*EXERCISE DETAILS*
Using the records that follow, copy every line containing the word "name".

*GIVEN DATA*
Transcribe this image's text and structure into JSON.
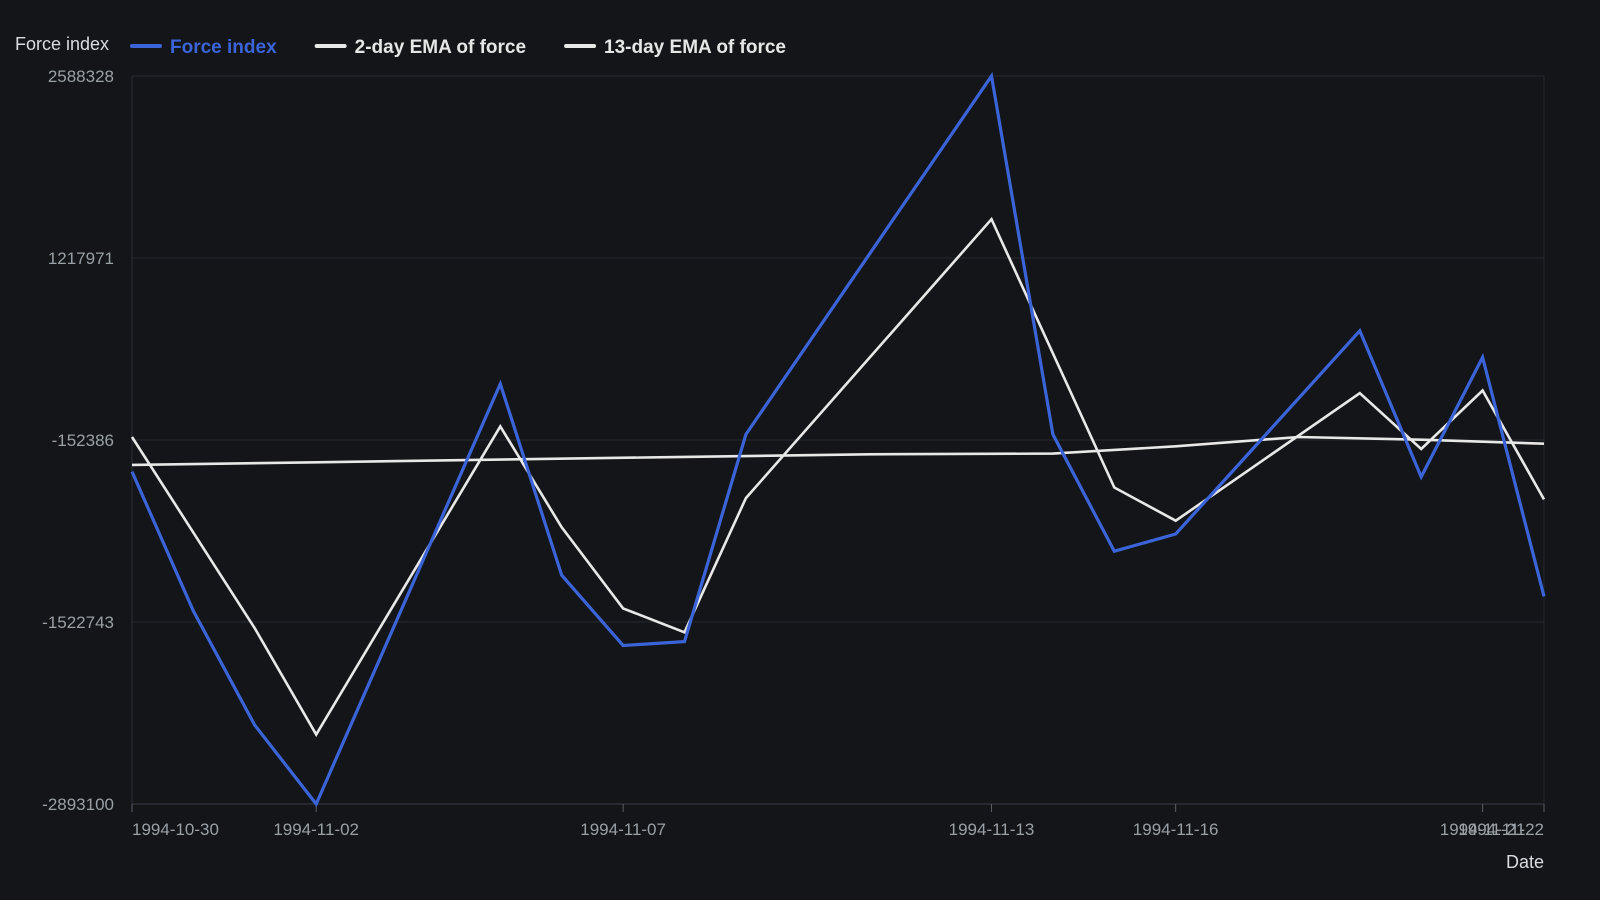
{
  "chart_data": {
    "type": "line",
    "ylabel": "Force index",
    "xlabel": "Date",
    "ylim": [
      -2893100,
      2588328
    ],
    "y_ticks": [
      "2588328",
      "1217971",
      "-152386",
      "-1522743",
      "-2893100"
    ],
    "y_tick_values": [
      2588328,
      1217971,
      -152386,
      -1522743,
      -2893100
    ],
    "x_range": [
      "1994-10-30",
      "1994-11-22"
    ],
    "x_ticks": [
      "1994-10-30",
      "1994-11-02",
      "1994-11-07",
      "1994-11-13",
      "1994-11-16",
      "1994-11-21",
      "1994-11-22"
    ],
    "grid": "horizontal",
    "legend_position": "top-left",
    "series": [
      {
        "name": "Force index",
        "color": "#3a64d8",
        "points": [
          [
            "1994-10-30",
            -390000
          ],
          [
            "1994-10-31",
            -1440000
          ],
          [
            "1994-11-01",
            -2300000
          ],
          [
            "1994-11-02",
            -2893100
          ],
          [
            "1994-11-05",
            270000
          ],
          [
            "1994-11-06",
            -1170000
          ],
          [
            "1994-11-07",
            -1700000
          ],
          [
            "1994-11-08",
            -1670000
          ],
          [
            "1994-11-09",
            -110000
          ],
          [
            "1994-11-13",
            2588328
          ],
          [
            "1994-11-14",
            -110000
          ],
          [
            "1994-11-15",
            -990000
          ],
          [
            "1994-11-16",
            -860000
          ],
          [
            "1994-11-19",
            670000
          ],
          [
            "1994-11-20",
            -430000
          ],
          [
            "1994-11-21",
            470000
          ],
          [
            "1994-11-22",
            -1330000
          ]
        ]
      },
      {
        "name": "2-day EMA of force",
        "color": "#e8e8e8",
        "points": [
          [
            "1994-10-30",
            -130000
          ],
          [
            "1994-11-01",
            -1570000
          ],
          [
            "1994-11-02",
            -2370000
          ],
          [
            "1994-11-05",
            -50000
          ],
          [
            "1994-11-06",
            -810000
          ],
          [
            "1994-11-07",
            -1420000
          ],
          [
            "1994-11-08",
            -1600000
          ],
          [
            "1994-11-09",
            -590000
          ],
          [
            "1994-11-13",
            1510000
          ],
          [
            "1994-11-15",
            -510000
          ],
          [
            "1994-11-16",
            -760000
          ],
          [
            "1994-11-19",
            200000
          ],
          [
            "1994-11-20",
            -220000
          ],
          [
            "1994-11-21",
            220000
          ],
          [
            "1994-11-22",
            -600000
          ]
        ]
      },
      {
        "name": "13-day EMA of force",
        "color": "#e8e8e8",
        "points": [
          [
            "1994-10-30",
            -340000
          ],
          [
            "1994-11-02",
            -320000
          ],
          [
            "1994-11-05",
            -300000
          ],
          [
            "1994-11-08",
            -280000
          ],
          [
            "1994-11-11",
            -260000
          ],
          [
            "1994-11-14",
            -255000
          ],
          [
            "1994-11-16",
            -200000
          ],
          [
            "1994-11-18",
            -130000
          ],
          [
            "1994-11-20",
            -150000
          ],
          [
            "1994-11-22",
            -180000
          ]
        ]
      }
    ]
  }
}
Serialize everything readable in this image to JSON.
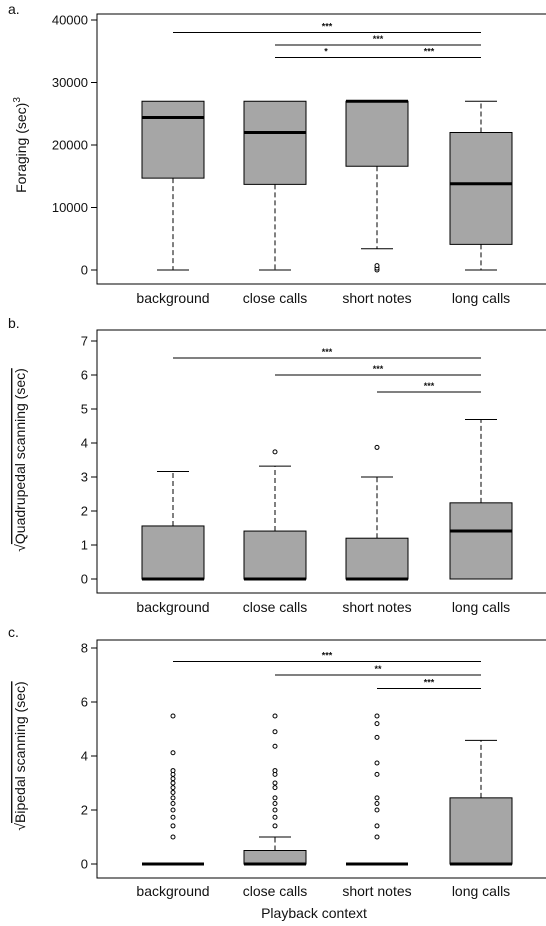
{
  "xlabel": "Playback context",
  "chart_data": [
    {
      "type": "boxplot",
      "panel_label": "a.",
      "ylabel": "Foraging (sec)",
      "ylabel_superscript": "3",
      "ylabel_sqrt": false,
      "ylim": [
        0,
        40000
      ],
      "yticks": [
        0,
        10000,
        20000,
        30000,
        40000
      ],
      "categories": [
        "background",
        "close calls",
        "short notes",
        "long calls"
      ],
      "boxes": [
        {
          "min": 0,
          "q1": 14700,
          "median": 24400,
          "q3": 27000,
          "max": 27000,
          "outliers": []
        },
        {
          "min": 0,
          "q1": 13700,
          "median": 22000,
          "q3": 27000,
          "max": 27000,
          "outliers": []
        },
        {
          "min": 3400,
          "q1": 16600,
          "median": 27000,
          "q3": 27000,
          "max": 27000,
          "outliers": [
            0,
            300,
            700
          ]
        },
        {
          "min": 0,
          "q1": 4100,
          "median": 13800,
          "q3": 22000,
          "max": 27000,
          "outliers": []
        }
      ],
      "significance": [
        {
          "from": 0,
          "to": 3,
          "y": 38000,
          "label": "***"
        },
        {
          "from": 1,
          "to": 3,
          "y": 36000,
          "label": "***"
        },
        {
          "from": 1,
          "to": 2,
          "y": 34000,
          "label": "*"
        },
        {
          "from": 2,
          "to": 3,
          "y": 34000,
          "label": "***"
        }
      ]
    },
    {
      "type": "boxplot",
      "panel_label": "b.",
      "ylabel": "Quadrupedal scanning (sec)",
      "ylabel_superscript": "",
      "ylabel_sqrt": true,
      "ylim": [
        0,
        7
      ],
      "yticks": [
        0,
        1,
        2,
        3,
        4,
        5,
        6,
        7
      ],
      "categories": [
        "background",
        "close calls",
        "short notes",
        "long calls"
      ],
      "boxes": [
        {
          "min": 0,
          "q1": 0,
          "median": 0,
          "q3": 1.56,
          "max": 3.16,
          "outliers": []
        },
        {
          "min": 0,
          "q1": 0,
          "median": 0,
          "q3": 1.41,
          "max": 3.32,
          "outliers": [
            3.74
          ]
        },
        {
          "min": 0,
          "q1": 0,
          "median": 0,
          "q3": 1.2,
          "max": 3.0,
          "outliers": [
            3.87
          ]
        },
        {
          "min": 0,
          "q1": 0,
          "median": 1.41,
          "q3": 2.24,
          "max": 4.69,
          "outliers": []
        }
      ],
      "significance": [
        {
          "from": 0,
          "to": 3,
          "y": 6.5,
          "label": "***"
        },
        {
          "from": 1,
          "to": 3,
          "y": 6.0,
          "label": "***"
        },
        {
          "from": 2,
          "to": 3,
          "y": 5.5,
          "label": "***"
        }
      ]
    },
    {
      "type": "boxplot",
      "panel_label": "c.",
      "ylabel": "Bipedal scanning (sec)",
      "ylabel_superscript": "",
      "ylabel_sqrt": true,
      "ylim": [
        0,
        8
      ],
      "yticks": [
        0,
        2,
        4,
        6,
        8
      ],
      "categories": [
        "background",
        "close calls",
        "short notes",
        "long calls"
      ],
      "boxes": [
        {
          "min": 0,
          "q1": 0,
          "median": 0,
          "q3": 0,
          "max": 0,
          "outliers": [
            1.0,
            1.41,
            1.73,
            2.0,
            2.24,
            2.45,
            2.65,
            2.83,
            3.0,
            3.16,
            3.32,
            3.46,
            4.12,
            5.48
          ]
        },
        {
          "min": 0,
          "q1": 0,
          "median": 0,
          "q3": 0.5,
          "max": 1.0,
          "outliers": [
            1.41,
            1.73,
            2.0,
            2.24,
            2.45,
            2.83,
            3.0,
            3.32,
            3.46,
            4.36,
            4.9,
            5.48
          ]
        },
        {
          "min": 0,
          "q1": 0,
          "median": 0,
          "q3": 0,
          "max": 0,
          "outliers": [
            1.0,
            1.41,
            2.0,
            2.24,
            2.45,
            3.32,
            3.74,
            4.69,
            5.2,
            5.48
          ]
        },
        {
          "min": 0,
          "q1": 0,
          "median": 0,
          "q3": 2.45,
          "max": 4.58,
          "outliers": []
        }
      ],
      "significance": [
        {
          "from": 0,
          "to": 3,
          "y": 7.5,
          "label": "***"
        },
        {
          "from": 1,
          "to": 3,
          "y": 7.0,
          "label": "**"
        },
        {
          "from": 2,
          "to": 3,
          "y": 6.5,
          "label": "***"
        }
      ]
    }
  ],
  "colors": {
    "box_fill": "#a6a6a6",
    "stroke": "#000000"
  }
}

*SOLUTION TO THE EXERCISE*
        "name": "Force index",
        "name": "2-day EMA of force",
        "name": "13-day EMA of force",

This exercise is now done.